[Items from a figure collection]
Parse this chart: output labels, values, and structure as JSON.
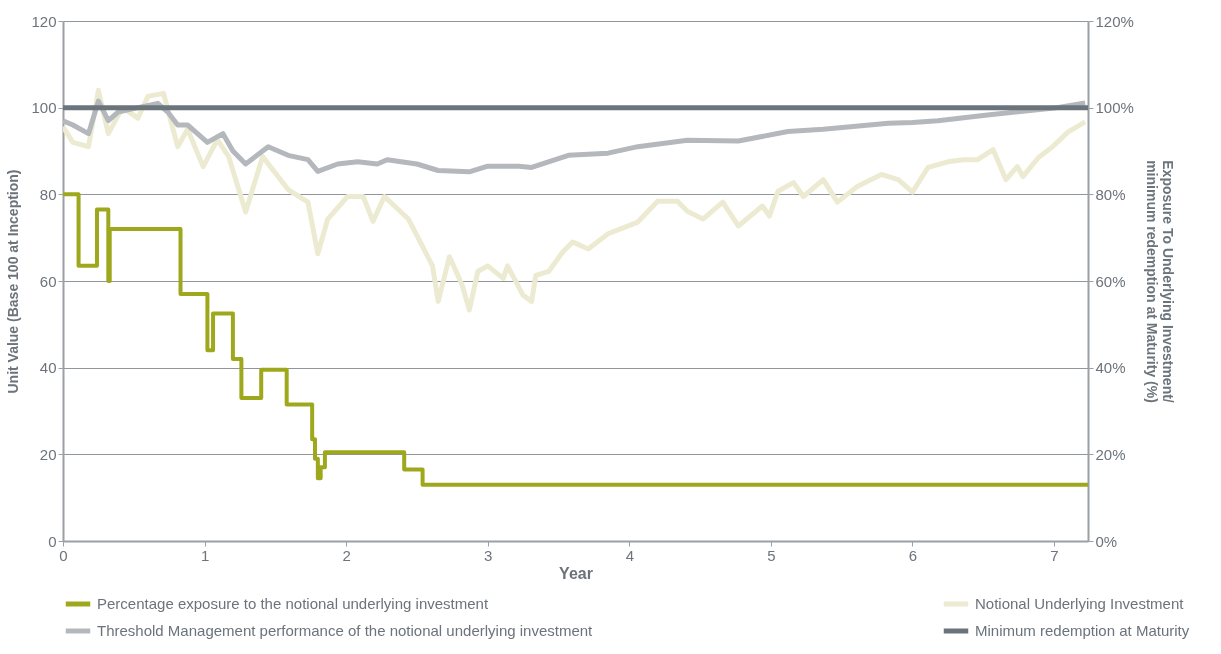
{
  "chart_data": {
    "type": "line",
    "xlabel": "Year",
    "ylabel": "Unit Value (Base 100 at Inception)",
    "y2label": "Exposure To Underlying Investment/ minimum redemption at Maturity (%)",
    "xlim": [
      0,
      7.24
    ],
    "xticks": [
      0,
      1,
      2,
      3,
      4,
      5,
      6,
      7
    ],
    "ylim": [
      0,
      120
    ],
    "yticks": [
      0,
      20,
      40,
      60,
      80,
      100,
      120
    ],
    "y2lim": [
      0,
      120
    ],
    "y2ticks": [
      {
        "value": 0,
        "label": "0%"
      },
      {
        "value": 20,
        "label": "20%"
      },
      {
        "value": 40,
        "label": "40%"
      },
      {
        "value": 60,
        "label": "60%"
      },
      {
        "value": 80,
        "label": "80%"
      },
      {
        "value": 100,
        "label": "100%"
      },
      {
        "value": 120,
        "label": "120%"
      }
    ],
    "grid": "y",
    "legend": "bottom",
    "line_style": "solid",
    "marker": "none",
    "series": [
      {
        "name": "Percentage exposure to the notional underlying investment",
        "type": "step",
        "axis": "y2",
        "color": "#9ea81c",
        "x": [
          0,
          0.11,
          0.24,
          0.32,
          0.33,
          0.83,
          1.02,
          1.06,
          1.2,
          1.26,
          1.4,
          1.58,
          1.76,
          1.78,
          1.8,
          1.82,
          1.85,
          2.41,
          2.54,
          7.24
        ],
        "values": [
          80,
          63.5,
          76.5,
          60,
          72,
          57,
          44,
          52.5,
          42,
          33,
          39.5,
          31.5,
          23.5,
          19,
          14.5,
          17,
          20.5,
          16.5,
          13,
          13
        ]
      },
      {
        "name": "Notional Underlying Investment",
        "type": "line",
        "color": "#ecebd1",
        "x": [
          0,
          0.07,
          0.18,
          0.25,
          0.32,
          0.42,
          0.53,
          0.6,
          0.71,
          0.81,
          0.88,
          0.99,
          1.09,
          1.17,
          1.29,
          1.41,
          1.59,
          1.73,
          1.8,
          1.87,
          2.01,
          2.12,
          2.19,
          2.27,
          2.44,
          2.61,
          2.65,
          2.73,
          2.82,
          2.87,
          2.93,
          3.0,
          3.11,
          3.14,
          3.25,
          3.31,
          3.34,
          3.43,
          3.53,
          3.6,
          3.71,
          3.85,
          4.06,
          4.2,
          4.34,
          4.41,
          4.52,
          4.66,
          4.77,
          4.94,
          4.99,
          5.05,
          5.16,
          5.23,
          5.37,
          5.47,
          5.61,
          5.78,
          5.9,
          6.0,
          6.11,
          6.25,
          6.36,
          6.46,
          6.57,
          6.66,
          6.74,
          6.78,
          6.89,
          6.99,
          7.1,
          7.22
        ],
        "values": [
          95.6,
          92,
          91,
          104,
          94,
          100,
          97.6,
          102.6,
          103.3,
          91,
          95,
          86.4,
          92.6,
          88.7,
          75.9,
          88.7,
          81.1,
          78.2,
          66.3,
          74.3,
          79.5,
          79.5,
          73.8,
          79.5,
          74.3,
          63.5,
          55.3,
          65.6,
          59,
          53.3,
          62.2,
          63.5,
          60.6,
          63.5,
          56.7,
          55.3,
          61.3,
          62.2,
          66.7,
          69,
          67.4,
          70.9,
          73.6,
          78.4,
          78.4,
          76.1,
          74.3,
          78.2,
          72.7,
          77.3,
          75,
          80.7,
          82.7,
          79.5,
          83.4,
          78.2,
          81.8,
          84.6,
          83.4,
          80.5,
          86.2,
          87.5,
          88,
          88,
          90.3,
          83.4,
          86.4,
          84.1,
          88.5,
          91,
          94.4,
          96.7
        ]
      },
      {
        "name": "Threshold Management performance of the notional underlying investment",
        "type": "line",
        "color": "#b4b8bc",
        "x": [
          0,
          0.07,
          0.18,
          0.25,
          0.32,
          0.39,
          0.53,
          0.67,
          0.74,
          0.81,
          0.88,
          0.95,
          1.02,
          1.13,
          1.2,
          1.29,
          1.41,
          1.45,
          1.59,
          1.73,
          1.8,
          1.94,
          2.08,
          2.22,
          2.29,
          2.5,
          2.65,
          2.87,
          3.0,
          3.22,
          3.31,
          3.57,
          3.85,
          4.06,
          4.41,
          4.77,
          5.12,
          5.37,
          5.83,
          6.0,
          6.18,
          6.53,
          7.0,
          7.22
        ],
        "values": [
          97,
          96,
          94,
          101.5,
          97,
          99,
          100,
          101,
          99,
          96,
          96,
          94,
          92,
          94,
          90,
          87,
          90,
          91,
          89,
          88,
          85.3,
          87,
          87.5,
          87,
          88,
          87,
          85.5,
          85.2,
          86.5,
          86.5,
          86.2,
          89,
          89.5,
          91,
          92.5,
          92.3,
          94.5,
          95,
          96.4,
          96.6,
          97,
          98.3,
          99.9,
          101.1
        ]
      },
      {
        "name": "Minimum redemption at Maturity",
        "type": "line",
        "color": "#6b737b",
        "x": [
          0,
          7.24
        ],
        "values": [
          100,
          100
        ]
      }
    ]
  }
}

* * *

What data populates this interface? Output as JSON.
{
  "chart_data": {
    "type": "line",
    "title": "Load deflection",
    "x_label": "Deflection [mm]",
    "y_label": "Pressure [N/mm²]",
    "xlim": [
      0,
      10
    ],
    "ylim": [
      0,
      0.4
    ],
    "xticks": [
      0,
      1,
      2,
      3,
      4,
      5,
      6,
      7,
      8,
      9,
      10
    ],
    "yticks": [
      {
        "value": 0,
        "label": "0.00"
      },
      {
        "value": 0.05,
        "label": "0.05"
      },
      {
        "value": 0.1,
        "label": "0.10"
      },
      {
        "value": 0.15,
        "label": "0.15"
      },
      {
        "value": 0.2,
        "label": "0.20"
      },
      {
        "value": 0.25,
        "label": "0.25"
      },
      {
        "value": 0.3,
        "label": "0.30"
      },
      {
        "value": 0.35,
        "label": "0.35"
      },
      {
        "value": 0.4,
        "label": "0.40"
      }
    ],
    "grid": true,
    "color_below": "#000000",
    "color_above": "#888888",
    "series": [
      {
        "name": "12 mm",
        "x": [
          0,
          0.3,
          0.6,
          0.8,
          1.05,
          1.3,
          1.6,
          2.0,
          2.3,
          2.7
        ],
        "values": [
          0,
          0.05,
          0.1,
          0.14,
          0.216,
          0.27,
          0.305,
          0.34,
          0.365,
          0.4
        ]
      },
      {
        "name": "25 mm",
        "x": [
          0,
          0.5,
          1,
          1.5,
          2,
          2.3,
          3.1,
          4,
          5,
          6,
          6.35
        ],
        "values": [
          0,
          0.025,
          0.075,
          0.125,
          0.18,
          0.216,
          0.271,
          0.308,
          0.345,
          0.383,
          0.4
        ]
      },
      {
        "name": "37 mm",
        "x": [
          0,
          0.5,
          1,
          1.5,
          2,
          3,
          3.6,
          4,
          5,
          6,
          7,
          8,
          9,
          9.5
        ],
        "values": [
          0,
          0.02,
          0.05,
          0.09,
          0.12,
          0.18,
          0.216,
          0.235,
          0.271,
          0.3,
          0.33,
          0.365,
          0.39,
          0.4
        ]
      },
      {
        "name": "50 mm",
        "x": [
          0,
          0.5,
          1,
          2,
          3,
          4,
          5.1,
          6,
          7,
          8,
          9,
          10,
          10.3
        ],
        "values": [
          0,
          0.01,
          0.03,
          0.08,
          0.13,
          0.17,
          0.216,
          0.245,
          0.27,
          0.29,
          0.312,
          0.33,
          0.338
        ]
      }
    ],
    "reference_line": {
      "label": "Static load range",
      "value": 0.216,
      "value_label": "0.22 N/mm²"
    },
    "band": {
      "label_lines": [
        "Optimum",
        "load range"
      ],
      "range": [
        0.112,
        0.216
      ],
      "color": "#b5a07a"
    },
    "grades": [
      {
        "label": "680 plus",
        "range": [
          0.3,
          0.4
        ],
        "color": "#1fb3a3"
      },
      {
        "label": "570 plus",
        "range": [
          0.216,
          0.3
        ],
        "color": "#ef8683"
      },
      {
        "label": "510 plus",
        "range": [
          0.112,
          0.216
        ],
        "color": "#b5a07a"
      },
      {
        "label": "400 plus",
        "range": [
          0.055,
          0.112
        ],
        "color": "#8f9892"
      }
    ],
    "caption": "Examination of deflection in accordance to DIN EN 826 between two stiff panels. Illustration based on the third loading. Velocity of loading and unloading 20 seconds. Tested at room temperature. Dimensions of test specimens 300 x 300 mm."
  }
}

= Written exercise =
Each line that holds the word "Maturity" is to be copied.

= Solution to the exercise =
    "y2label": "Exposure To Underlying Investment/ minimum redemption at Maturity (%)",
        "name": "Minimum redemption at Maturity",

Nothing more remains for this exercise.